:: Exercise prompt ::
Skip every image and restate the data word for word.

:: Data to process ::

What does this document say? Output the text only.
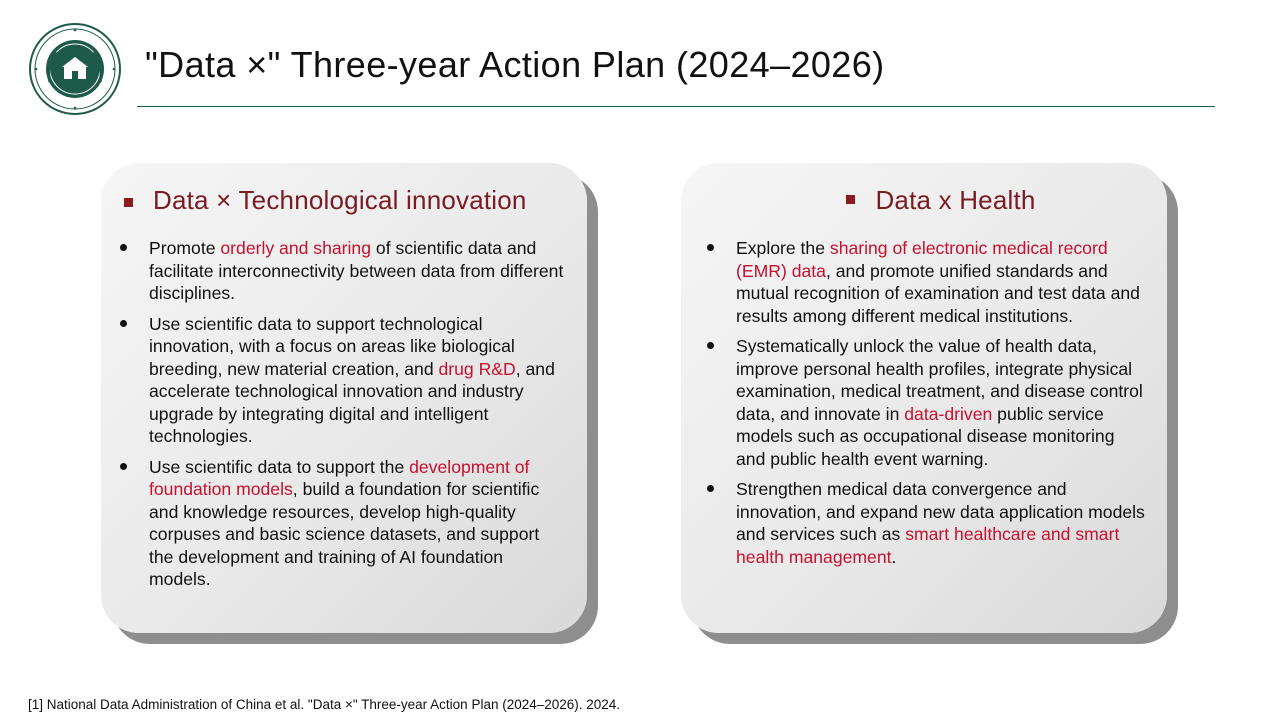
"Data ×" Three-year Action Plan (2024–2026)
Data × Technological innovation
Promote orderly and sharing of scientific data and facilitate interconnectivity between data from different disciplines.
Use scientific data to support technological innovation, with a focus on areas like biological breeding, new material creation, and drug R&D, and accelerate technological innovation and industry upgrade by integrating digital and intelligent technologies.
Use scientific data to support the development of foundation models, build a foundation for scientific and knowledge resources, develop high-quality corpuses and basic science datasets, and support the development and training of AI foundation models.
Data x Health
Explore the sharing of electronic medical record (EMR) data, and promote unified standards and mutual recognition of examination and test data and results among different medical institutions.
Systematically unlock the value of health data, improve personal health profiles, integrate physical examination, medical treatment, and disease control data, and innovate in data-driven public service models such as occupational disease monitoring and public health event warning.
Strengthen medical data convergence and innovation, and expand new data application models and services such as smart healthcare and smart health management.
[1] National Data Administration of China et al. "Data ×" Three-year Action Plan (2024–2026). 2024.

:: Result below ::
What does this document say? Output the text only.
"Data ×" Three-year Action Plan (2024–2026)
Data × Technological innovation
Promote orderly and sharing of scientific data and facilitate interconnectivity between data from different disciplines.
Use scientific data to support technological innovation, with a focus on areas like biological breeding, new material creation, and drug R&D, and accelerate technological innovation and industry upgrade by integrating digital and intelligent technologies.
Use scientific data to support the development of foundation models, build a foundation for scientific and knowledge resources, develop high-quality corpuses and basic science datasets, and support the development and training of AI foundation models.
Data x Health
Explore the sharing of electronic medical record (EMR) data, and promote unified standards and mutual recognition of examination and test data and results among different medical institutions.
Systematically unlock the value of health data, improve personal health profiles, integrate physical examination, medical treatment, and disease control data, and innovate in data-driven public service models such as occupational disease monitoring and public health event warning.
Strengthen medical data convergence and innovation, and expand new data application models and services such as smart healthcare and smart health management.
[1] National Data Administration of China et al. "Data ×" Three-year Action Plan (2024–2026). 2024.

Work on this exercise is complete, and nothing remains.